▸ **Selected excerpt**
---*---

Shomali Plain

The Shomali Plain, also called the Shomali Valley, is a plateau north of Kabul, Afghanistan. It is approximately 30 km wide and 80 km long. Once, it was an extremely fertile area, but it became a desert, considered by the UN Mine Action Center as one of the world's most active land mine areas.[1] It is one of the relatively few prospering areas of Afghanistan. The A76 highway is militarily necessary, and has been rebuilt and security is in place, although the same urgency does not exist elsewhere in the country.[2]

From Kabul, the road runs to Charikar and Bagram Airfield in Parwan Province, and then into the Hindu Kush mountains to the Salang Tunnel. The tunnel provides the only year-round, all-weather access to the north of Afghanistan.

---*---

▸ **Task directions**
According to the text about the Shomali Plain, how wide and how long is the plateau? The data that comes next has no connection to the text about the Shomali Plain.

▸ **Supplied information**

---*---

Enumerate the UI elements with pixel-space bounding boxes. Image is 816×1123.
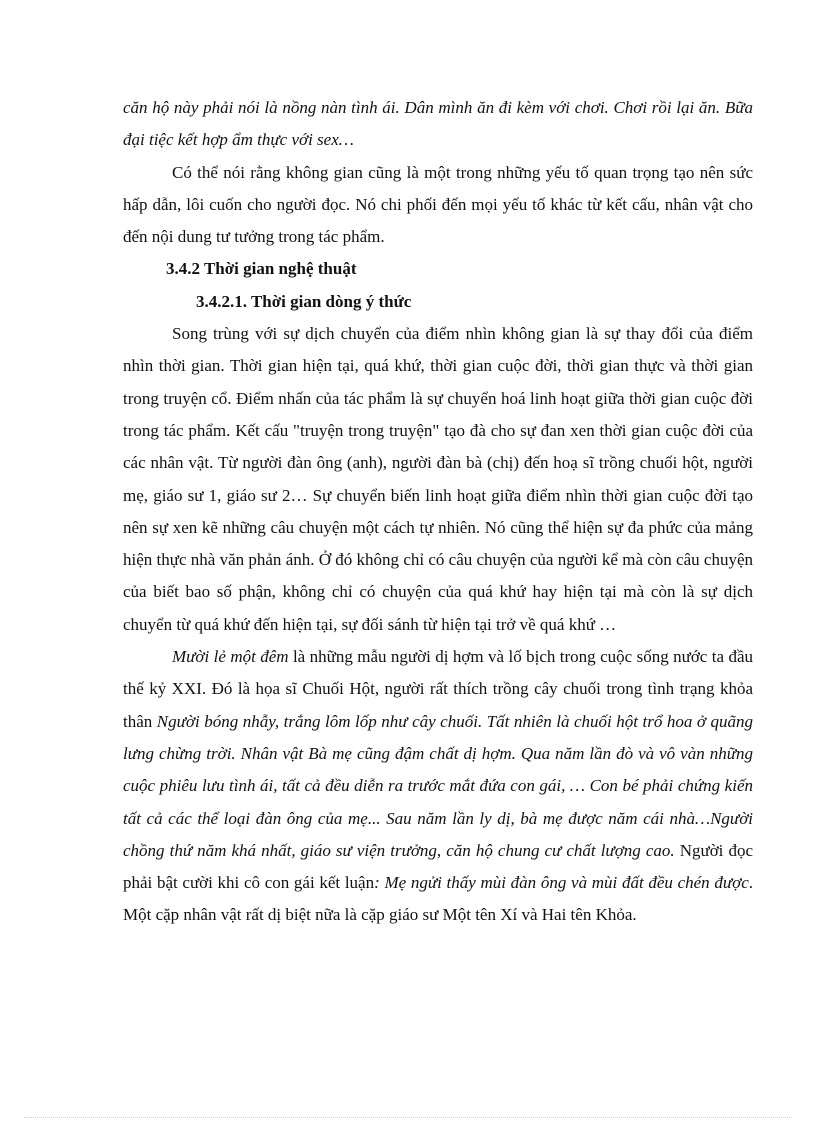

---*---

▸ **The solution**
It is approximately 30 km wide and 80 km long.